» **Records provided**:
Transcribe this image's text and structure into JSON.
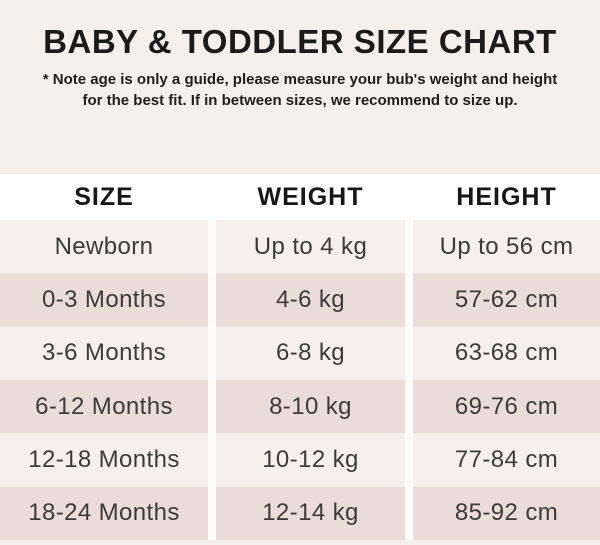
{
  "page": {
    "title": "BABY & TODDLER SIZE CHART",
    "note": "* Note age is only a guide, please measure your bub's weight and height for the best fit. If in between sizes, we recommend to size up."
  },
  "chart_data": {
    "type": "table",
    "title": "BABY & TODDLER SIZE CHART",
    "columns": [
      "SIZE",
      "WEIGHT",
      "HEIGHT"
    ],
    "rows": [
      [
        "Newborn",
        "Up to 4 kg",
        "Up to 56 cm"
      ],
      [
        "0-3 Months",
        "4-6 kg",
        "57-62 cm"
      ],
      [
        "3-6 Months",
        "6-8 kg",
        "63-68 cm"
      ],
      [
        "6-12 Months",
        "8-10 kg",
        "69-76 cm"
      ],
      [
        "12-18 Months",
        "10-12 kg",
        "77-84 cm"
      ],
      [
        "18-24 Months",
        "12-14 kg",
        "85-92 cm"
      ]
    ],
    "layout": {
      "row_shading": "alternating",
      "first_data_row_shade": "light"
    }
  },
  "colors": {
    "page_background": "#f4f0ed",
    "header_band": "#fefefe",
    "row_light": "#f5f0ee",
    "row_dark": "#ebdcd8",
    "column_gap": "#fdfcfb",
    "title_text": "#1b1b1b",
    "body_text": "#3b3b3b"
  }
}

» **Written exercise**: Transcribe the entries above verbatim, omitting their pictures.

» **Correct response**:
Transcribe this image's text and structure into JSON.
{
  "page": {
    "title": "BABY & TODDLER SIZE CHART",
    "note": "* Note age is only a guide, please measure your bub's weight and height for the best fit. If in between sizes, we recommend to size up."
  },
  "chart_data": {
    "type": "table",
    "title": "BABY & TODDLER SIZE CHART",
    "columns": [
      "SIZE",
      "WEIGHT",
      "HEIGHT"
    ],
    "rows": [
      [
        "Newborn",
        "Up to 4 kg",
        "Up to 56 cm"
      ],
      [
        "0-3 Months",
        "4-6 kg",
        "57-62 cm"
      ],
      [
        "3-6 Months",
        "6-8 kg",
        "63-68 cm"
      ],
      [
        "6-12 Months",
        "8-10 kg",
        "69-76 cm"
      ],
      [
        "12-18 Months",
        "10-12 kg",
        "77-84 cm"
      ],
      [
        "18-24 Months",
        "12-14 kg",
        "85-92 cm"
      ]
    ],
    "layout": {
      "row_shading": "alternating",
      "first_data_row_shade": "light"
    }
  },
  "colors": {
    "page_background": "#f4f0ed",
    "header_band": "#fefefe",
    "row_light": "#f5f0ee",
    "row_dark": "#ebdcd8",
    "column_gap": "#fdfcfb",
    "title_text": "#1b1b1b",
    "body_text": "#3b3b3b"
  }
}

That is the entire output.